### [Challenge]
Copy every line that contains the string "ввода" from the entries below.
━━━━━ Given data
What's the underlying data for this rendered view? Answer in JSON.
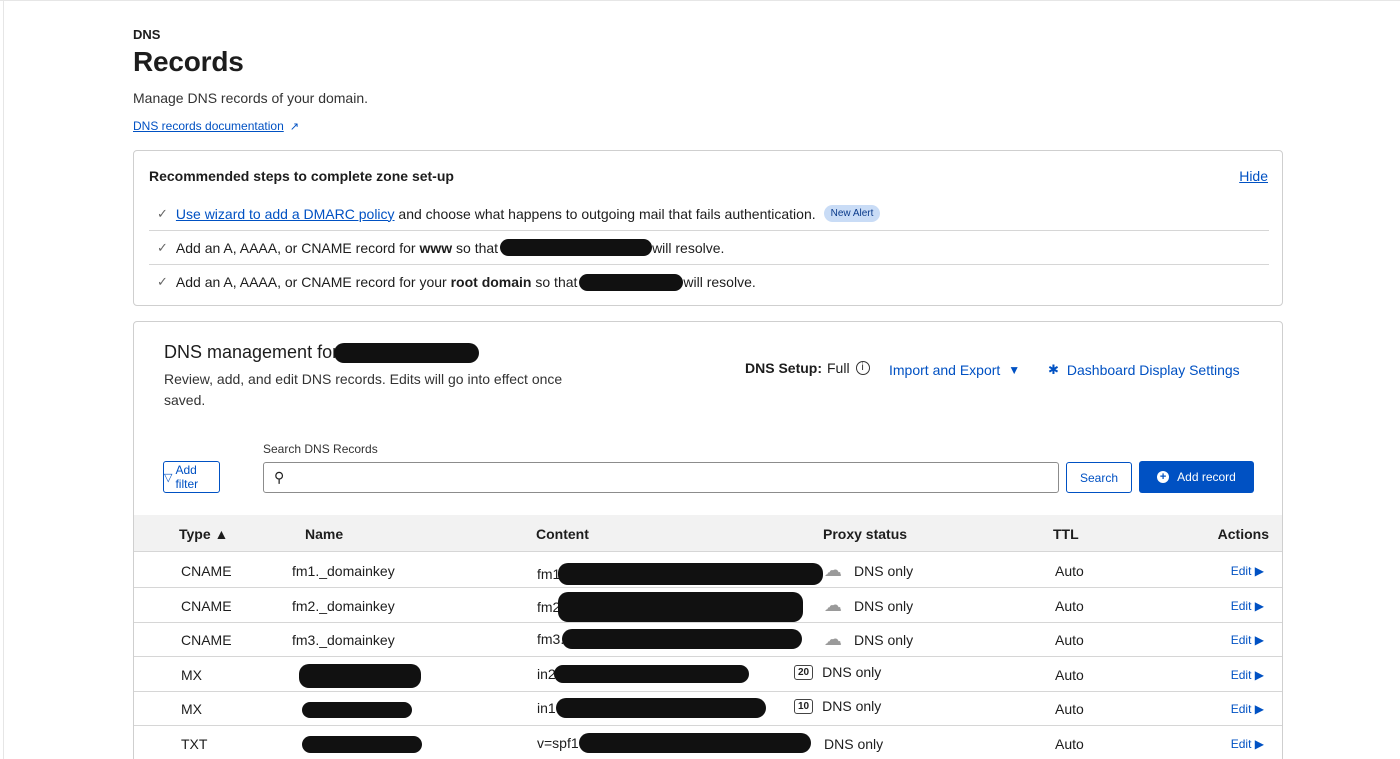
{
  "header": {
    "eyebrow": "DNS",
    "title": "Records",
    "subtitle": "Manage DNS records of your domain.",
    "doc_link": "DNS records documentation"
  },
  "recommended": {
    "title": "Recommended steps to complete zone set-up",
    "hide_label": "Hide",
    "items": [
      {
        "link": "Use wizard to add a DMARC policy",
        "text": " and choose what happens to outgoing mail that fails authentication.",
        "badge": "New Alert"
      },
      {
        "prefix": "Add an A, AAAA, or CNAME record for ",
        "bold": "www",
        "middle": " so that",
        "suffix": "will resolve."
      },
      {
        "prefix": "Add an A, AAAA, or CNAME record for your ",
        "bold": "root domain",
        "middle": " so that",
        "suffix": "will resolve."
      }
    ]
  },
  "management": {
    "title": "DNS management for",
    "description": "Review, add, and edit DNS records. Edits will go into effect once saved.",
    "setup_label": "DNS Setup:",
    "setup_value": "Full",
    "import_export": "Import and Export",
    "dashboard_settings": "Dashboard Display Settings",
    "search_label": "Search DNS Records",
    "search_placeholder": "",
    "add_filter": "Add filter",
    "search_button": "Search",
    "add_record": "Add record"
  },
  "table": {
    "headers": {
      "type": "Type ▲",
      "name": "Name",
      "content": "Content",
      "proxy": "Proxy status",
      "ttl": "TTL",
      "actions": "Actions"
    },
    "rows": [
      {
        "type": "CNAME",
        "name": "fm1._domainkey",
        "content": "fm1",
        "proxy": "DNS only",
        "ttl": "Auto",
        "edit": "Edit",
        "priority": ""
      },
      {
        "type": "CNAME",
        "name": "fm2._domainkey",
        "content": "fm2",
        "proxy": "DNS only",
        "ttl": "Auto",
        "edit": "Edit",
        "priority": ""
      },
      {
        "type": "CNAME",
        "name": "fm3._domainkey",
        "content": "fm3.",
        "proxy": "DNS only",
        "ttl": "Auto",
        "edit": "Edit",
        "priority": ""
      },
      {
        "type": "MX",
        "name": "",
        "content": "in2",
        "proxy": "DNS only",
        "ttl": "Auto",
        "edit": "Edit",
        "priority": "20"
      },
      {
        "type": "MX",
        "name": "",
        "content": "in1",
        "proxy": "DNS only",
        "ttl": "Auto",
        "edit": "Edit",
        "priority": "10"
      },
      {
        "type": "TXT",
        "name": "",
        "content": "v=spf1",
        "proxy": "DNS only",
        "ttl": "Auto",
        "edit": "Edit",
        "priority": ""
      }
    ]
  },
  "icons": {
    "external_link": "external-link-icon",
    "check": "check-icon",
    "info": "info-icon",
    "caret": "caret-down-icon",
    "gear": "gear-icon",
    "filter": "filter-icon",
    "search": "search-icon",
    "plus": "plus-circle-icon",
    "cloud": "cloud-icon"
  },
  "colors": {
    "accent": "#0051c3",
    "badge_bg": "#c9dcf6"
  }
}
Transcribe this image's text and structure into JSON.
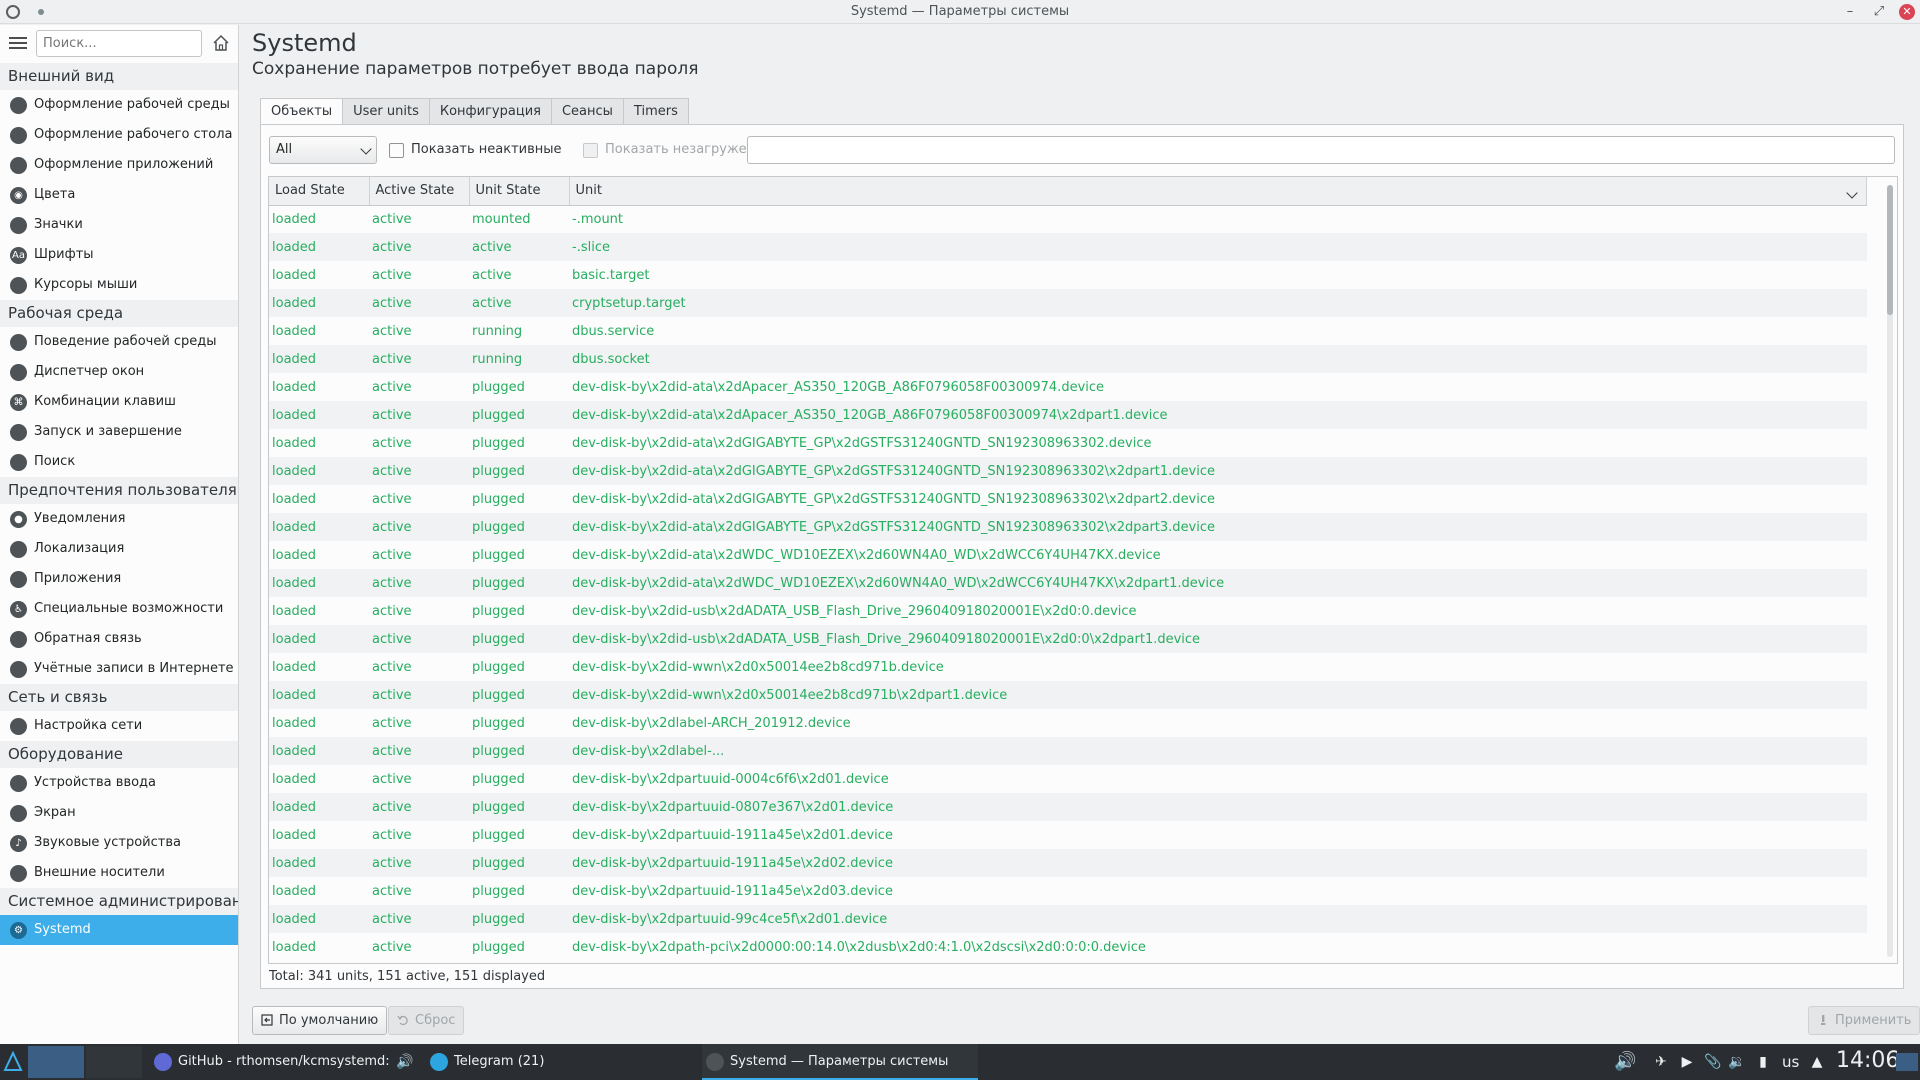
{
  "window": {
    "title": "Systemd — Параметры системы"
  },
  "sidebar": {
    "search_placeholder": "Поиск...",
    "categories": [
      {
        "title": "Внешний вид",
        "items": [
          {
            "label": "Оформление рабочей среды",
            "icon": "workspace-theme-icon"
          },
          {
            "label": "Оформление рабочего стола",
            "icon": "desktop-theme-icon"
          },
          {
            "label": "Оформление приложений",
            "icon": "application-style-icon"
          },
          {
            "label": "Цвета",
            "icon": "colors-icon"
          },
          {
            "label": "Значки",
            "icon": "icons-icon"
          },
          {
            "label": "Шрифты",
            "icon": "fonts-icon"
          },
          {
            "label": "Курсоры мыши",
            "icon": "cursor-icon"
          }
        ]
      },
      {
        "title": "Рабочая среда",
        "items": [
          {
            "label": "Поведение рабочей среды",
            "icon": "workspace-behavior-icon"
          },
          {
            "label": "Диспетчер окон",
            "icon": "window-manager-icon"
          },
          {
            "label": "Комбинации клавиш",
            "icon": "shortcuts-icon"
          },
          {
            "label": "Запуск и завершение",
            "icon": "startup-icon"
          },
          {
            "label": "Поиск",
            "icon": "search-icon"
          }
        ]
      },
      {
        "title": "Предпочтения пользователя",
        "items": [
          {
            "label": "Уведомления",
            "icon": "notifications-icon"
          },
          {
            "label": "Локализация",
            "icon": "locale-icon"
          },
          {
            "label": "Приложения",
            "icon": "applications-icon"
          },
          {
            "label": "Специальные возможности",
            "icon": "accessibility-icon"
          },
          {
            "label": "Обратная связь",
            "icon": "feedback-icon"
          },
          {
            "label": "Учётные записи в Интернете",
            "icon": "online-accounts-icon"
          }
        ]
      },
      {
        "title": "Сеть и связь",
        "items": [
          {
            "label": "Настройка сети",
            "icon": "network-icon"
          }
        ]
      },
      {
        "title": "Оборудование",
        "items": [
          {
            "label": "Устройства ввода",
            "icon": "input-devices-icon"
          },
          {
            "label": "Экран",
            "icon": "display-icon"
          },
          {
            "label": "Звуковые устройства",
            "icon": "audio-icon"
          },
          {
            "label": "Внешние носители",
            "icon": "removable-storage-icon"
          }
        ]
      },
      {
        "title": "Системное администрировани",
        "items": [
          {
            "label": "Systemd",
            "icon": "systemd-icon",
            "selected": true
          }
        ]
      }
    ]
  },
  "main": {
    "title": "Systemd",
    "subtitle": "Сохранение параметров потребует ввода пароля",
    "tabs": [
      "Объекты",
      "User units",
      "Конфигурация",
      "Сеансы",
      "Timers"
    ],
    "active_tab": 0,
    "filter_combo": "All",
    "show_inactive_label": "Показать неактивные",
    "show_unloaded_label": "Показать незагруженные",
    "columns": [
      "Load State",
      "Active State",
      "Unit State",
      "Unit"
    ],
    "rows": [
      [
        "loaded",
        "active",
        "mounted",
        "-.mount"
      ],
      [
        "loaded",
        "active",
        "active",
        "-.slice"
      ],
      [
        "loaded",
        "active",
        "active",
        "basic.target"
      ],
      [
        "loaded",
        "active",
        "active",
        "cryptsetup.target"
      ],
      [
        "loaded",
        "active",
        "running",
        "dbus.service"
      ],
      [
        "loaded",
        "active",
        "running",
        "dbus.socket"
      ],
      [
        "loaded",
        "active",
        "plugged",
        "dev-disk-by\\x2did-ata\\x2dApacer_AS350_120GB_A86F0796058F00300974.device"
      ],
      [
        "loaded",
        "active",
        "plugged",
        "dev-disk-by\\x2did-ata\\x2dApacer_AS350_120GB_A86F0796058F00300974\\x2dpart1.device"
      ],
      [
        "loaded",
        "active",
        "plugged",
        "dev-disk-by\\x2did-ata\\x2dGIGABYTE_GP\\x2dGSTFS31240GNTD_SN192308963302.device"
      ],
      [
        "loaded",
        "active",
        "plugged",
        "dev-disk-by\\x2did-ata\\x2dGIGABYTE_GP\\x2dGSTFS31240GNTD_SN192308963302\\x2dpart1.device"
      ],
      [
        "loaded",
        "active",
        "plugged",
        "dev-disk-by\\x2did-ata\\x2dGIGABYTE_GP\\x2dGSTFS31240GNTD_SN192308963302\\x2dpart2.device"
      ],
      [
        "loaded",
        "active",
        "plugged",
        "dev-disk-by\\x2did-ata\\x2dGIGABYTE_GP\\x2dGSTFS31240GNTD_SN192308963302\\x2dpart3.device"
      ],
      [
        "loaded",
        "active",
        "plugged",
        "dev-disk-by\\x2did-ata\\x2dWDC_WD10EZEX\\x2d60WN4A0_WD\\x2dWCC6Y4UH47KX.device"
      ],
      [
        "loaded",
        "active",
        "plugged",
        "dev-disk-by\\x2did-ata\\x2dWDC_WD10EZEX\\x2d60WN4A0_WD\\x2dWCC6Y4UH47KX\\x2dpart1.device"
      ],
      [
        "loaded",
        "active",
        "plugged",
        "dev-disk-by\\x2did-usb\\x2dADATA_USB_Flash_Drive_296040918020001E\\x2d0:0.device"
      ],
      [
        "loaded",
        "active",
        "plugged",
        "dev-disk-by\\x2did-usb\\x2dADATA_USB_Flash_Drive_296040918020001E\\x2d0:0\\x2dpart1.device"
      ],
      [
        "loaded",
        "active",
        "plugged",
        "dev-disk-by\\x2did-wwn\\x2d0x50014ee2b8cd971b.device"
      ],
      [
        "loaded",
        "active",
        "plugged",
        "dev-disk-by\\x2did-wwn\\x2d0x50014ee2b8cd971b\\x2dpart1.device"
      ],
      [
        "loaded",
        "active",
        "plugged",
        "dev-disk-by\\x2dlabel-ARCH_201912.device"
      ],
      [
        "loaded",
        "active",
        "plugged",
        "dev-disk-by\\x2dlabel-..."
      ],
      [
        "loaded",
        "active",
        "plugged",
        "dev-disk-by\\x2dpartuuid-0004c6f6\\x2d01.device"
      ],
      [
        "loaded",
        "active",
        "plugged",
        "dev-disk-by\\x2dpartuuid-0807e367\\x2d01.device"
      ],
      [
        "loaded",
        "active",
        "plugged",
        "dev-disk-by\\x2dpartuuid-1911a45e\\x2d01.device"
      ],
      [
        "loaded",
        "active",
        "plugged",
        "dev-disk-by\\x2dpartuuid-1911a45e\\x2d02.device"
      ],
      [
        "loaded",
        "active",
        "plugged",
        "dev-disk-by\\x2dpartuuid-1911a45e\\x2d03.device"
      ],
      [
        "loaded",
        "active",
        "plugged",
        "dev-disk-by\\x2dpartuuid-99c4ce5f\\x2d01.device"
      ],
      [
        "loaded",
        "active",
        "plugged",
        "dev-disk-by\\x2dpath-pci\\x2d0000:00:14.0\\x2dusb\\x2d0:4:1.0\\x2dscsi\\x2d0:0:0:0.device"
      ]
    ],
    "total": "Total: 341 units, 151 active, 151 displayed",
    "defaults_button": "По умолчанию",
    "reset_button": "Сброс",
    "apply_button": "Применить"
  },
  "taskbar": {
    "tasks": [
      {
        "label": "GitHub - rthomsen/kcmsystemd: A...",
        "icon": "browser-icon"
      },
      {
        "label": "Telegram (21)",
        "icon": "telegram-icon"
      },
      {
        "label": "Systemd — Параметры системы",
        "icon": "settings-icon",
        "active": true
      }
    ],
    "keyboard_layout": "us",
    "clock": "14:06"
  },
  "colors": {
    "accent": "#3daee9",
    "unit_text": "#27ae60",
    "close": "#da4453"
  }
}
━━━━━━━━━━
### [Result]
            "label": "Устройства ввода",
    "subtitle": "Сохранение параметров потребует ввода пароля",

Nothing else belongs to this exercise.